## Exercise objective
Copy every line from the records below that carries the word "Method".

= Beginning of Section =

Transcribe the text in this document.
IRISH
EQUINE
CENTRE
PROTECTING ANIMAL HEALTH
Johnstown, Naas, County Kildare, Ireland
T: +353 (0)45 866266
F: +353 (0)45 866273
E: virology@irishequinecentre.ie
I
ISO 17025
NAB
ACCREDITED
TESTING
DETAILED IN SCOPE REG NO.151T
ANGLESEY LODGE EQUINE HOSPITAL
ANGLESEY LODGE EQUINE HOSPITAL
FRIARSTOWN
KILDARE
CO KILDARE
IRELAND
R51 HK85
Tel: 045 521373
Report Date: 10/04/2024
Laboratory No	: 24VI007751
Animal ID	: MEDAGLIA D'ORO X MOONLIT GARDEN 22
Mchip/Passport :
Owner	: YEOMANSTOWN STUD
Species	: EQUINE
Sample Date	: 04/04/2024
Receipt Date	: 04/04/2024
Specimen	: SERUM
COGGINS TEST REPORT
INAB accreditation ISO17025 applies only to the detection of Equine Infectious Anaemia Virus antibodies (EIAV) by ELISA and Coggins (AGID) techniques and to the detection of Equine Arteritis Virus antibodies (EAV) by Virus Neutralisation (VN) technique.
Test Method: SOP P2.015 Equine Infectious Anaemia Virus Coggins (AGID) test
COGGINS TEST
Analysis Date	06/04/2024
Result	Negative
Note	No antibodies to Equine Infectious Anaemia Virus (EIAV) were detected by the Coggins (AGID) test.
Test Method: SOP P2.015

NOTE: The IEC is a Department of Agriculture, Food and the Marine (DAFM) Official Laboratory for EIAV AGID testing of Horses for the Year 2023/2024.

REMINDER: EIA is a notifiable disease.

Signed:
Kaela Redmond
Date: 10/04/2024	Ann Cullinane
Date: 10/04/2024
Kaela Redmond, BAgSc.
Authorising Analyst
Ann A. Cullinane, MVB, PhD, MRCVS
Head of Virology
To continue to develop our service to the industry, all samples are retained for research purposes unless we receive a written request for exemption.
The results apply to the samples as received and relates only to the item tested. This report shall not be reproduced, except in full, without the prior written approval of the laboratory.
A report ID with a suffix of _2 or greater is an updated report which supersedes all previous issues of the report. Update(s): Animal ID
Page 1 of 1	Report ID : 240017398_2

= End of Section =

## Result of the exercise
Test Method: SOP P2.015 Equine Infectious Anaemia Virus Coggins (AGID) test
Test Method: SOP P2.015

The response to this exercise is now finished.